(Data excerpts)
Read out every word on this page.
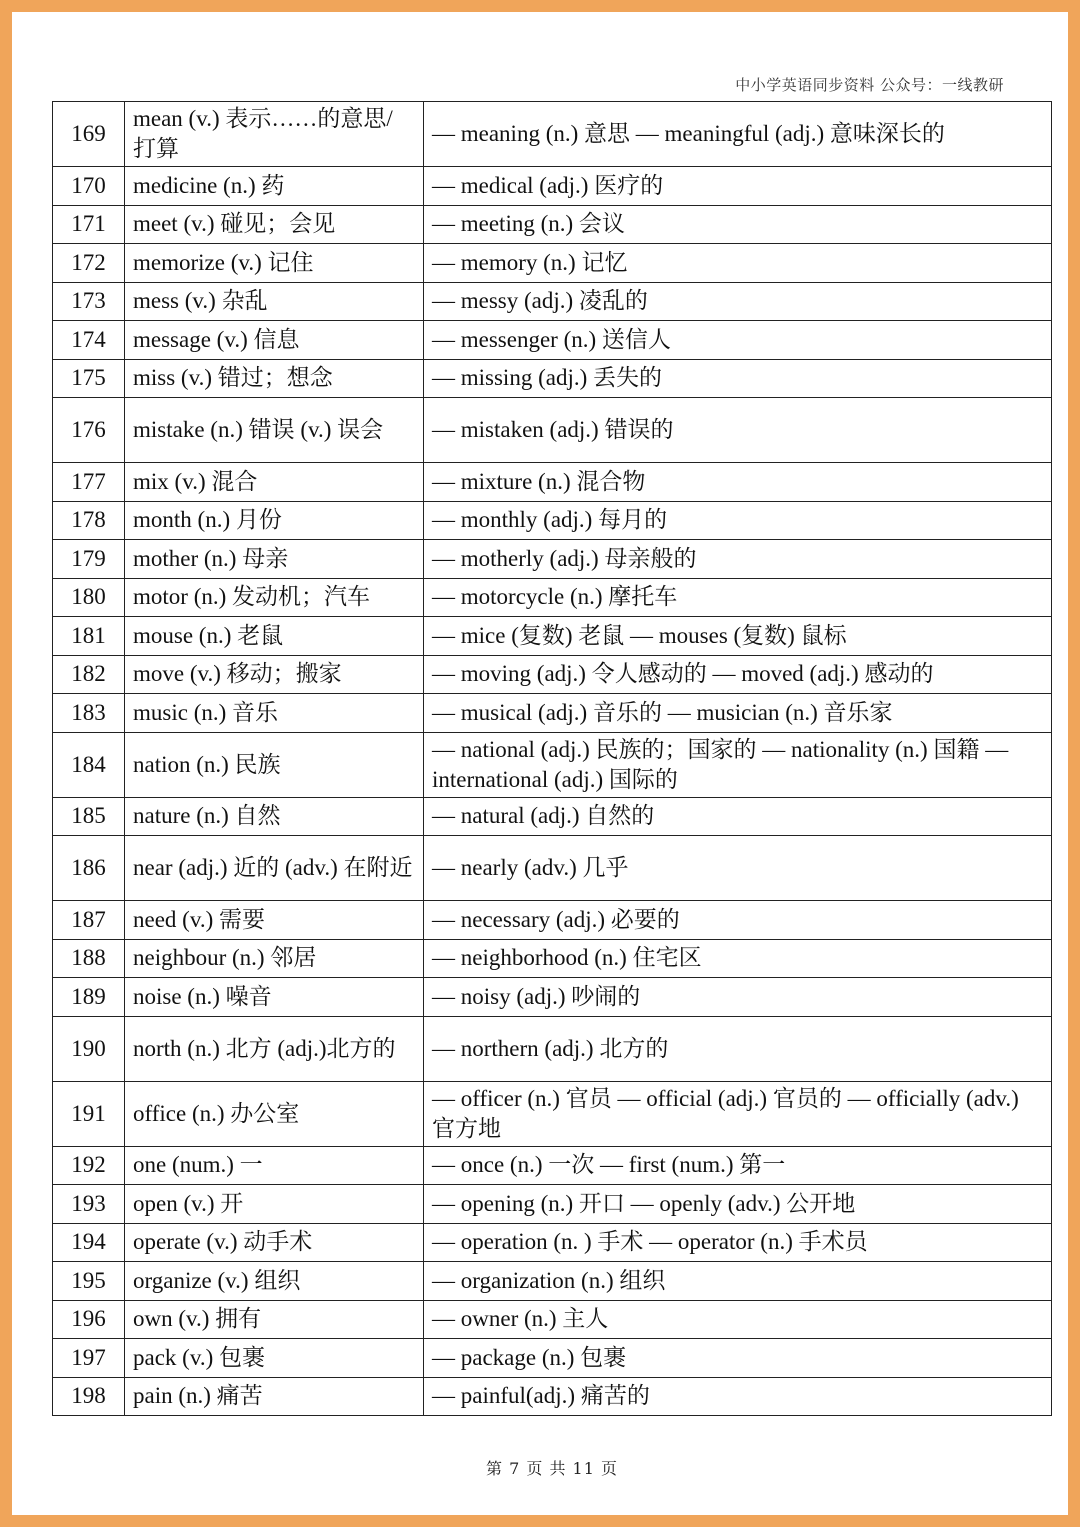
中小学英语同步资料 公众号：一线教研
169	mean (v.) 表示……的意思/打算	— meaning (n.) 意思 — meaningful (adj.) 意味深长的
170	medicine (n.) 药	— medical (adj.) 医疗的
171	meet (v.) 碰见；会见	— meeting (n.) 会议
172	memorize (v.) 记住	— memory (n.) 记忆
173	mess (v.) 杂乱	— messy (adj.) 凌乱的
174	message (v.) 信息	— messenger (n.) 送信人
175	miss (v.) 错过；想念	— missing (adj.) 丢失的
176	mistake (n.) 错误 (v.) 误会	— mistaken (adj.) 错误的
177	mix (v.) 混合	— mixture (n.) 混合物
178	month (n.) 月份	— monthly (adj.) 每月的
179	mother (n.) 母亲	— motherly (adj.) 母亲般的
180	motor (n.) 发动机；汽车	— motorcycle (n.) 摩托车
181	mouse (n.) 老鼠	— mice (复数) 老鼠 — mouses (复数) 鼠标
182	move (v.) 移动；搬家	— moving (adj.) 令人感动的 — moved (adj.) 感动的
183	music (n.) 音乐	— musical (adj.) 音乐的 — musician (n.) 音乐家
184	nation (n.) 民族	— national (adj.) 民族的；国家的 — nationality (n.) 国籍 — international (adj.) 国际的
185	nature (n.) 自然	— natural (adj.) 自然的
186	near (adj.) 近的 (adv.) 在附近	— nearly (adv.) 几乎
187	need (v.) 需要	— necessary (adj.) 必要的
188	neighbour (n.) 邻居	— neighborhood (n.) 住宅区
189	noise (n.) 噪音	— noisy (adj.) 吵闹的
190	north (n.) 北方 (adj.)北方的	— northern (adj.) 北方的
191	office (n.) 办公室	— officer (n.) 官员 — official (adj.) 官员的 — officially (adv.) 官方地
192	one (num.) 一	— once (n.) 一次 — first (num.) 第一
193	open (v.) 开	— opening (n.) 开口 — openly (adv.) 公开地
194	operate (v.) 动手术	— operation (n. ) 手术 — operator (n.) 手术员
195	organize (v.) 组织	— organization (n.) 组织
196	own (v.) 拥有	— owner (n.) 主人
197	pack (v.) 包裹	— package (n.) 包裹
198	pain (n.) 痛苦	— painful(adj.) 痛苦的
第 7 页 共 11 页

_Given instruction:_ Print the listing above in full, exactly as written. Omit any pictures.

_The answer:_
Read out every word on this page.
中小学英语同步资料 公众号：一线教研
169	mean (v.) 表示……的意思/打算	— meaning (n.) 意思 — meaningful (adj.) 意味深长的
170	medicine (n.) 药	— medical (adj.) 医疗的
171	meet (v.) 碰见；会见	— meeting (n.) 会议
172	memorize (v.) 记住	— memory (n.) 记忆
173	mess (v.) 杂乱	— messy (adj.) 凌乱的
174	message (v.) 信息	— messenger (n.) 送信人
175	miss (v.) 错过；想念	— missing (adj.) 丢失的
176	mistake (n.) 错误 (v.) 误会	— mistaken (adj.) 错误的
177	mix (v.) 混合	— mixture (n.) 混合物
178	month (n.) 月份	— monthly (adj.) 每月的
179	mother (n.) 母亲	— motherly (adj.) 母亲般的
180	motor (n.) 发动机；汽车	— motorcycle (n.) 摩托车
181	mouse (n.) 老鼠	— mice (复数) 老鼠 — mouses (复数) 鼠标
182	move (v.) 移动；搬家	— moving (adj.) 令人感动的 — moved (adj.) 感动的
183	music (n.) 音乐	— musical (adj.) 音乐的 — musician (n.) 音乐家
184	nation (n.) 民族	— national (adj.) 民族的；国家的 — nationality (n.) 国籍 — international (adj.) 国际的
185	nature (n.) 自然	— natural (adj.) 自然的
186	near (adj.) 近的 (adv.) 在附近	— nearly (adv.) 几乎
187	need (v.) 需要	— necessary (adj.) 必要的
188	neighbour (n.) 邻居	— neighborhood (n.) 住宅区
189	noise (n.) 噪音	— noisy (adj.) 吵闹的
190	north (n.) 北方 (adj.)北方的	— northern (adj.) 北方的
191	office (n.) 办公室	— officer (n.) 官员 — official (adj.) 官员的 — officially (adv.) 官方地
192	one (num.) 一	— once (n.) 一次 — first (num.) 第一
193	open (v.) 开	— opening (n.) 开口 — openly (adv.) 公开地
194	operate (v.) 动手术	— operation (n. ) 手术 — operator (n.) 手术员
195	organize (v.) 组织	— organization (n.) 组织
196	own (v.) 拥有	— owner (n.) 主人
197	pack (v.) 包裹	— package (n.) 包裹
198	pain (n.) 痛苦	— painful(adj.) 痛苦的
第 7 页 共 11 页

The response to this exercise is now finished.